___ PASSAGE SHOWN ___

# How long do you keep the smoke going?



## duckstruck (Jun 7, 2012)

Using a Masterbuilt Extra Wide.

When doing long smokes like brisket and pork shoulders how long to you keep the smoke going.

I read that the smoke is only absorbed into the meat for the first 3-4 hours. Is this true? How long do you keep adding the chips or chunks? And at what point do you just go with heat only or do you smoke all the way through?


----------



## rp ribking (Jun 7, 2012)

Mr Duck,

I have a WSM and I normally put splits of hickory and lump charcoal in the ring (splits fits perfectly), 2 times per a long smoke, I start with 1 split and add another before nap time (6-8 hours) and also add lump charcoal. I think the 2nd split stablizes the temp more so than for more smoke in the meat Hope this helps!!!


----------



## jakethessnake (Jun 8, 2012)

It's more of a temperature than time, imo. I dont think most meats will absorb much flavor after 160 internal, it doesn't totally stop, but it doesn't gain much after that point. It may even be a little lower than that honestly. I've cooked pork loin to 145 and 165, and there wasn't much difference in flavor. Most people foil around the 160 mark, so it's not going to take in any flavor anyways. But if you're not foiling, you just as well keep the smoke going, imo.


----------



## flash (Jun 8, 2012)

jakethessnake said:


> It's more of a temperature than time, imo. I dont think most meats will absorb much flavor after 160 internal, it doesn't totally stop, but it doesn't gain much after that point. It may even be a little lower than that honestly. I've cooked pork loin to 145 and 165, and there wasn't much difference in flavor. Most people foil around the 160 mark, so it's not going to take in any flavor anyways. But if you're not foiling, you just as well keep the smoke going, imo.


 Actually after 140º, due to pores in the meat shutting up. But the surface area of meat still will accept smoke. I tend to cut back some when foiling, but never really stop.


----------



## terry colwell (Jun 8, 2012)

Flash said:


> Actually after 140º, due to pores in the meat shutting up. But the surface area of meat still will accept smoke. I tend to cut back some when foiling, but never really stop.





jakethessnake said:


> It's more of a temperature than time, imo. I dont think most meats will absorb much flavor after 160 internal, it doesn't totally stop, but it doesn't gain much after that point. It may even be a little lower than that honestly. I've cooked pork loin to 145 and 165, and there wasn't much difference in flavor. Most people foil around the 160 mark, so it's not going to take in any flavor anyways. But if you're not foiling, you just as well keep the smoke going, imo.


The way I read it was that only has to do with the Smoke Ring. The meat will take smoke flavor the whole time it is exsposed to smoke. You just wont get anymore smoke ring after you reach the 160 temps.


----------



## shinny (Jun 17, 2012)

I stop when I foil. The smoke won't penetrate the foil, why burn the wood when you don't have too


----------



## chef jimmyj (Jun 17, 2012)

Terry Colwell said:


> The way I read it was that only has to do with the Smoke Ring. The meat will take smoke flavor the whole time it is exsposed to smoke. You just wont get anymore smoke ring after you reach the 160 temps.


 Spot on Terry!...If it is in my smoker, without foil, smoke is flowing...JJ


----------

___ INFORMATION PROVIDED ___

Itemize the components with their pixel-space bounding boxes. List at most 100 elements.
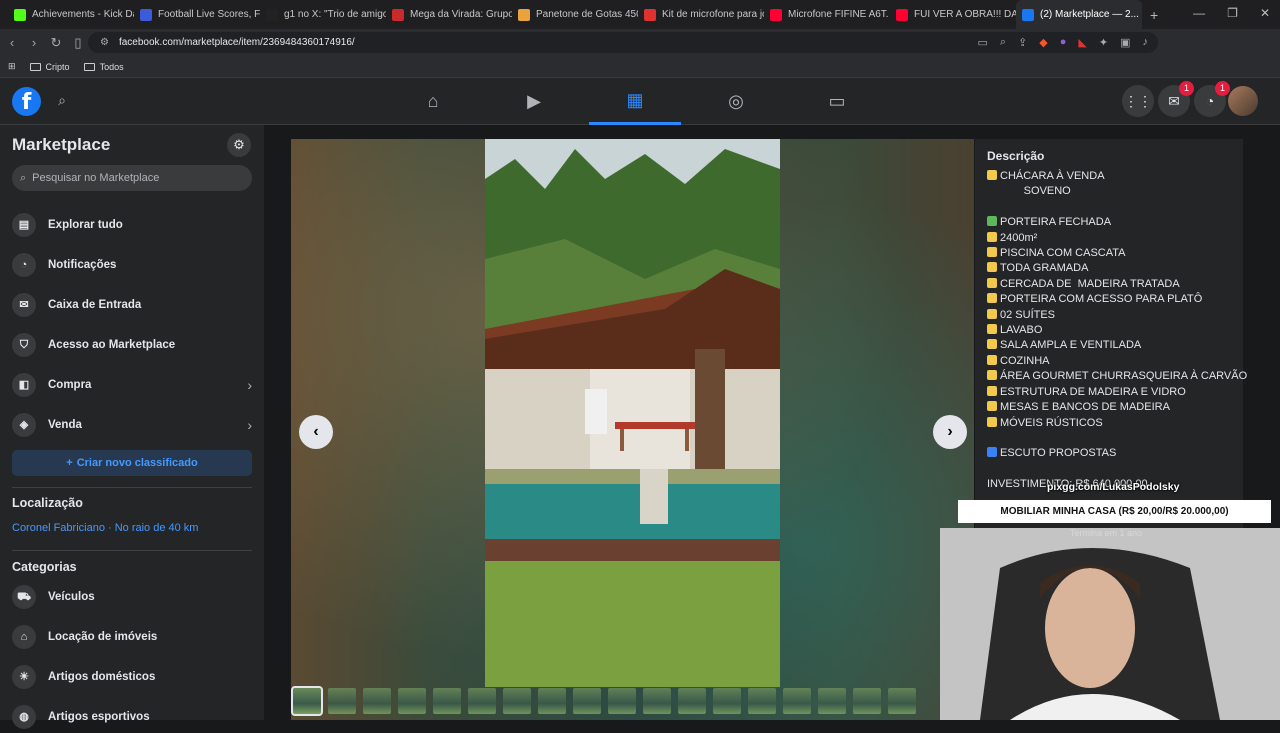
puzzle-icon[interactable]: ✦ [1099, 36, 1108, 49]
next-photo-button[interactable]: › [933, 415, 967, 449]
home-icon[interactable]: ⌂ [387, 78, 479, 125]
browser-tab[interactable]: Panetone de Gotas 450g | [512, 0, 638, 29]
gaming-icon[interactable]: ▭ [791, 78, 883, 125]
category-item[interactable]: ⌂ Locação de imóveis [12, 621, 252, 653]
description-line: ESTRUTURA DE MADEIRA E VIDRO [987, 385, 1231, 400]
brave-shield-icon[interactable]: ◆ [1039, 36, 1047, 49]
extension-icon[interactable]: ● [1060, 36, 1067, 49]
browser-tab[interactable]: Achievements - Kick Dashb [8, 0, 134, 29]
browser-tab[interactable]: Kit de microfone para jog [638, 0, 764, 29]
sidebar-item[interactable]: ◈ Venda › [12, 409, 252, 441]
photo-thumbnail[interactable] [503, 688, 531, 714]
sidebar-item[interactable]: ◧ Compra › [12, 369, 252, 401]
browser-tab[interactable]: Football Live Scores, Fixtur [134, 0, 260, 29]
extensions-area: ▭ ⌕ ⇪ ◆ ● ◣ ✦ ▣ ♪ [977, 36, 1148, 49]
previous-photo-button[interactable]: ‹ [299, 415, 333, 449]
video-icon[interactable]: ▶ [488, 78, 580, 125]
reload-icon[interactable]: ↻ [46, 35, 66, 51]
lamp-icon: ☀ [12, 665, 36, 689]
menu-grid-icon[interactable]: ⋮⋮ [1122, 85, 1154, 117]
photo-thumbnail[interactable] [363, 688, 391, 714]
photo-thumbnail[interactable] [678, 688, 706, 714]
browser-tab[interactable]: Microfone FIFINE A6T. Mel [764, 0, 890, 29]
inbox-icon: ✉ [12, 293, 36, 317]
create-listing-button[interactable]: + Criar novo classificado [12, 450, 252, 476]
cast-icon[interactable]: ▭ [977, 36, 987, 49]
browser-tab[interactable]: FUI VER A OBRA!!! DAQUI [890, 0, 1016, 29]
browser-tab[interactable]: (2) Marketplace — 2...✕ [1016, 0, 1142, 29]
marketplace-icon[interactable]: ▦ [589, 78, 681, 125]
description-title: Descrição [987, 149, 1045, 163]
minimize-icon[interactable]: — [1193, 6, 1205, 20]
bookmark-folder-todos[interactable]: Todos [83, 62, 124, 72]
sidebar-item[interactable]: ▤ Explorar tudo [12, 209, 252, 241]
bookmarks-bar: ⊞ Cripto Todos [0, 56, 1280, 78]
browser-tab[interactable]: g1 no X: "Trio de amigos d [260, 0, 386, 29]
bookmark-folder-cripto[interactable]: Cripto [29, 62, 70, 72]
maximize-icon[interactable]: ❐ [1227, 6, 1238, 20]
photo-thumbnail[interactable] [468, 688, 496, 714]
photo-thumbnail[interactable] [398, 688, 426, 714]
photo-thumbnail[interactable] [643, 688, 671, 714]
close-window-icon[interactable]: ✕ [1260, 6, 1270, 20]
description-line: PORTEIRA FECHADA [987, 215, 1231, 230]
photo-thumbnail[interactable] [291, 686, 323, 716]
apps-icon[interactable]: ⊞ [8, 61, 16, 72]
url-text: facebook.com/marketplace/item/2369484360… [118, 37, 355, 48]
extension-icon[interactable]: ◣ [1078, 36, 1086, 49]
stream-username: pixgg.com/LukasPodolsky [1047, 481, 1180, 493]
photo-thumbnail[interactable] [433, 688, 461, 714]
storefront-icon: ▤ [12, 213, 36, 237]
sidebar-icon[interactable]: ▣ [1120, 36, 1130, 49]
search-icon[interactable]: ⌕ [50, 88, 74, 112]
music-icon[interactable]: ♪ [1143, 36, 1149, 49]
photo-thumbnail[interactable] [328, 688, 356, 714]
description-line: SOVENO [987, 185, 1071, 198]
gear-icon[interactable]: ⚙ [227, 133, 251, 157]
emoji-bullet-icon [987, 277, 997, 288]
photo-thumbnail[interactable] [538, 688, 566, 714]
sidebar-item[interactable]: ✉ Caixa de Entrada [12, 289, 252, 321]
new-tab-button[interactable]: + [1150, 7, 1158, 23]
photo-thumbnail[interactable] [818, 688, 846, 714]
photo-thumbnail[interactable] [783, 688, 811, 714]
chevron-right-icon: › [247, 417, 252, 433]
share-icon[interactable]: ⇪ [1018, 36, 1027, 49]
bookmark-icon[interactable]: ▯ [68, 35, 88, 51]
tab-title: (2) Marketplace — 2... [1040, 9, 1139, 20]
back-icon[interactable]: ‹ [2, 35, 22, 50]
location-heading: Localização [12, 496, 83, 510]
photo-thumbnail[interactable] [573, 688, 601, 714]
category-item[interactable]: ☀ Artigos domésticos [12, 661, 252, 693]
groups-icon[interactable]: ◎ [690, 78, 782, 125]
site-settings-icon[interactable]: ⚙ [100, 37, 109, 48]
sidebar-item[interactable]: ⛉ Acesso ao Marketplace [12, 329, 252, 361]
search-placeholder: Pesquisar no Marketplace [32, 172, 160, 184]
marketplace-sidebar: Marketplace ⚙ ⌕ Pesquisar no Marketplace… [0, 125, 264, 729]
avatar[interactable] [1228, 86, 1258, 116]
listing-photo[interactable] [485, 139, 780, 687]
facebook-logo[interactable]: f [12, 87, 41, 116]
search-input[interactable]: ⌕ Pesquisar no Marketplace [12, 165, 252, 191]
emoji-bullet-icon [987, 247, 997, 258]
category-item[interactable]: ⛟ Veículos [12, 581, 252, 613]
photo-thumbnail[interactable] [748, 688, 776, 714]
browser-tab[interactable]: Mega da Virada: Grupo de [386, 0, 512, 29]
description-line: ÁREA GOURMET CHURRASQUEIRA À CARVÃO [987, 369, 1247, 384]
sidebar-item[interactable]: ◔ Notificações [12, 249, 252, 281]
photo-thumbnail[interactable] [608, 688, 636, 714]
photo-thumbnail[interactable] [713, 688, 741, 714]
photo-thumbnail[interactable] [853, 688, 881, 714]
bell-icon[interactable]: ◔ 1 [1194, 81, 1230, 117]
photo-thumbnail[interactable] [888, 688, 916, 714]
messenger-icon[interactable]: ✉ 1 [1158, 81, 1194, 117]
forward-icon[interactable]: › [24, 35, 44, 50]
description-line: MÓVEIS RÚSTICOS [987, 416, 1231, 431]
favicon-icon [644, 8, 656, 21]
description-line: CERCADA DE MADEIRA TRATADA [987, 277, 1231, 292]
description-line: CHÁCARA À VENDA [987, 169, 1231, 184]
zoom-icon[interactable]: ⌕ [1000, 36, 1006, 49]
category-item[interactable]: ◍ Artigos esportivos [12, 701, 252, 733]
location-link[interactable]: Coronel Fabriciano · No raio de 40 km [12, 522, 198, 534]
url-field[interactable]: ⚙ facebook.com/marketplace/item/23694843… [88, 32, 1158, 53]
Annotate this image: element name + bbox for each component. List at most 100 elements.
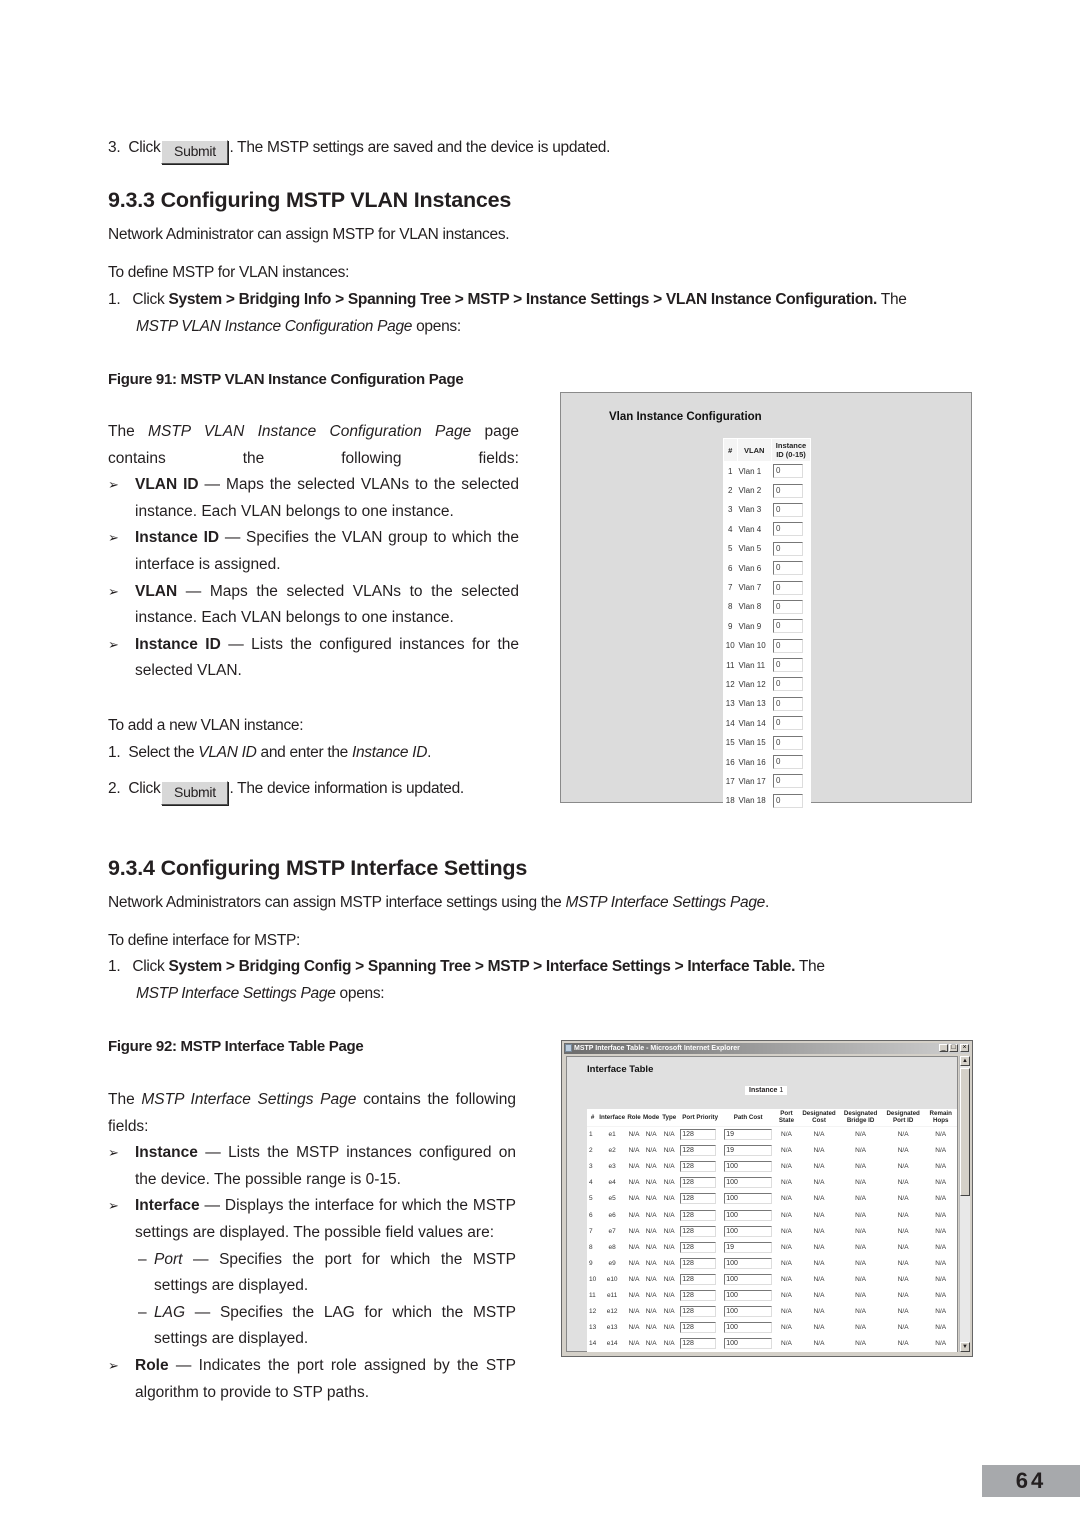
vlan-name: Vlan 7 xyxy=(738,583,762,593)
cell-priority: 128 xyxy=(678,1191,722,1207)
path-cost-input[interactable]: 100 xyxy=(724,1209,773,1221)
path-cost-input[interactable]: 100 xyxy=(724,1289,773,1301)
instance-id-input[interactable]: 0 xyxy=(773,658,803,673)
instance-id-input[interactable]: 0 xyxy=(773,696,803,711)
path-cost-input[interactable]: 100 xyxy=(724,1257,773,1269)
col-header: Port State xyxy=(774,1109,799,1127)
cell-hops: N/A xyxy=(935,1324,947,1332)
interface-row: 12 e12 N/A N/A N/A 128 100 N/A N/A N/A N/A N/A xyxy=(587,1304,957,1320)
instance-id-input[interactable]: 0 xyxy=(773,522,803,537)
port-priority-input[interactable]: 128 xyxy=(680,1257,717,1269)
path-cost-input[interactable]: 100 xyxy=(724,1273,773,1285)
instance-id-input[interactable]: 0 xyxy=(773,561,803,576)
vlan-row: 1 Vlan 1 0 xyxy=(724,462,810,480)
instance-cell: 0 xyxy=(772,559,810,577)
cell-dcost: N/A xyxy=(813,1179,825,1187)
sub-value-item: – Port — Specifies the port for which the… xyxy=(108,1247,516,1300)
instance-id-input[interactable]: 0 xyxy=(773,774,803,789)
path-cost-input[interactable]: 100 xyxy=(724,1306,773,1318)
scroll-thumb[interactable] xyxy=(960,1068,970,1196)
port-priority-input[interactable]: 128 xyxy=(680,1338,717,1350)
path-cost-input[interactable]: 19 xyxy=(724,1129,773,1141)
cell-dport: N/A xyxy=(897,1179,909,1187)
path-cost-input[interactable]: 19 xyxy=(724,1145,773,1157)
port-priority-input[interactable]: 128 xyxy=(680,1193,717,1205)
path-cost-input[interactable]: 100 xyxy=(724,1161,773,1173)
path-cost-input[interactable]: 100 xyxy=(724,1225,773,1237)
instance-id-input[interactable]: 0 xyxy=(773,735,803,750)
instance-cell: 0 xyxy=(772,753,810,771)
path-cost-input[interactable]: 19 xyxy=(724,1241,773,1253)
submit-button-image: Submit xyxy=(161,140,229,164)
value-name: LAG xyxy=(154,1303,186,1321)
path-cost-input[interactable]: 100 xyxy=(724,1322,773,1334)
port-priority-input[interactable]: 128 xyxy=(680,1273,717,1285)
port-priority-input[interactable]: 128 xyxy=(680,1322,717,1334)
cell-priority: 128 xyxy=(678,1207,722,1223)
path-cost-input[interactable]: 100 xyxy=(724,1193,773,1205)
instance-id-input[interactable]: 0 xyxy=(773,619,803,634)
cell-dbridge: N/A xyxy=(855,1211,867,1219)
port-priority-input[interactable]: 128 xyxy=(680,1145,717,1157)
close-icon[interactable]: × xyxy=(960,1044,969,1052)
cell-mode: N/A xyxy=(645,1259,657,1267)
cell-dcost: N/A xyxy=(813,1163,825,1171)
page-name: MSTP VLAN Instance Configuration Page xyxy=(136,318,413,335)
port-priority-input[interactable]: 128 xyxy=(680,1209,717,1221)
col-header: Port Priority xyxy=(678,1109,723,1127)
cell-num: 9 xyxy=(589,1259,593,1267)
section-heading-9-3-4: 9.3.4 Configuring MSTP Interface Setting… xyxy=(108,856,528,880)
instance-id-input[interactable]: 0 xyxy=(773,483,803,498)
cell-state: N/A xyxy=(781,1275,792,1283)
cell-hops: N/A xyxy=(935,1243,947,1251)
vlan-name: Vlan 10 xyxy=(738,641,766,651)
cell-role: N/A xyxy=(628,1243,640,1251)
cell-hops: N/A xyxy=(935,1147,947,1155)
vertical-scrollbar[interactable]: ▲ ▼ xyxy=(959,1056,970,1352)
instance-id-input[interactable]: 0 xyxy=(773,502,803,517)
menu-path: System > Bridging Info > Spanning Tree >… xyxy=(168,291,878,308)
instance-id-input[interactable]: 0 xyxy=(773,541,803,556)
scroll-down-icon[interactable]: ▼ xyxy=(960,1342,970,1352)
path-cost-input[interactable]: 100 xyxy=(724,1338,773,1350)
vlan-name: Vlan 16 xyxy=(738,757,766,767)
cell-role: N/A xyxy=(628,1163,640,1171)
cell-iface: e13 xyxy=(606,1324,618,1332)
instance-id-input[interactable]: 0 xyxy=(773,464,803,479)
field-name: VLAN xyxy=(135,582,178,600)
field-name: Instance ID xyxy=(135,529,220,547)
port-priority-input[interactable]: 128 xyxy=(680,1306,717,1318)
port-priority-input[interactable]: 128 xyxy=(680,1241,717,1253)
minimize-icon[interactable]: _ xyxy=(939,1044,948,1052)
field-bullet: ➢ Instance ID — Lists the configured inst… xyxy=(108,632,519,685)
instance-id-input[interactable]: 0 xyxy=(773,638,803,653)
add-step-2: 2. Click Submit. The device information i… xyxy=(108,779,464,805)
vlan-row: 14 Vlan 14 0 xyxy=(724,714,810,732)
port-priority-input[interactable]: 128 xyxy=(680,1289,717,1301)
instance-id-input[interactable]: 0 xyxy=(773,716,803,731)
port-priority-input[interactable]: 128 xyxy=(680,1225,717,1237)
page-name: MSTP Interface Settings Page xyxy=(141,1091,357,1108)
port-priority-input[interactable]: 128 xyxy=(680,1129,717,1141)
port-priority-input[interactable]: 128 xyxy=(680,1161,717,1173)
cell-hops: N/A xyxy=(935,1227,947,1235)
instance-selector[interactable]: Instance 1 xyxy=(745,1086,788,1095)
maximize-icon[interactable]: □ xyxy=(949,1044,958,1052)
instance-id-input[interactable]: 0 xyxy=(773,755,803,770)
instance-value: 1 xyxy=(779,1087,784,1094)
port-priority-input[interactable]: 128 xyxy=(680,1177,717,1189)
instance-id-input[interactable]: 0 xyxy=(773,793,803,808)
cell-hops: N/A xyxy=(935,1259,947,1267)
instance-id-input[interactable]: 0 xyxy=(773,580,803,595)
cell-priority: 128 xyxy=(678,1255,722,1271)
cell-role: N/A xyxy=(628,1131,640,1139)
scroll-up-icon[interactable]: ▲ xyxy=(960,1056,970,1066)
vlan-instance-table: # VLAN Instance ID (0-15) 1 Vlan 1 0 2 Vlan … xyxy=(723,438,811,812)
cell-dport: N/A xyxy=(897,1163,909,1171)
vlan-row: 15 Vlan 15 0 xyxy=(724,733,810,751)
path-cost-input[interactable]: 100 xyxy=(724,1177,773,1189)
instance-id-input[interactable]: 0 xyxy=(773,599,803,614)
row-number: 10 xyxy=(725,641,735,651)
instance-id-input[interactable]: 0 xyxy=(773,677,803,692)
cell-type: N/A xyxy=(663,1324,675,1332)
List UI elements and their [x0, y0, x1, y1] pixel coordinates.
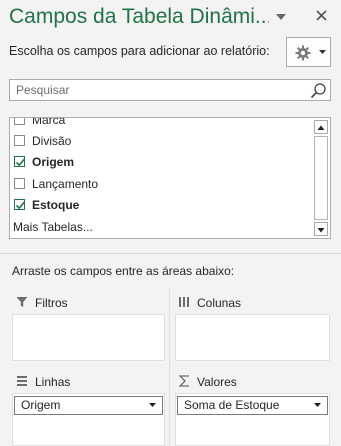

___

WHAT THIS EXERCISE ASKS:
a - Repeat word for word the part of the smoking thread from "When doing long" up to and including "the way through?".
b - In the smoking thread, what does rp ribking put in the ring of the WSM?
The records were taken from a separate source.

THE RESPONSES:
a -
When doing long smokes like brisket and pork shoulders how long to you keep the smoke going.

I read that the smoke is only absorbed into the meat for the first 3-4 hours. Is this true? How long do you keep adding the chips or chunks? And at what point do you just go with heat only or do you smoke all the way through?

b - Splits of hickory and lump charcoal.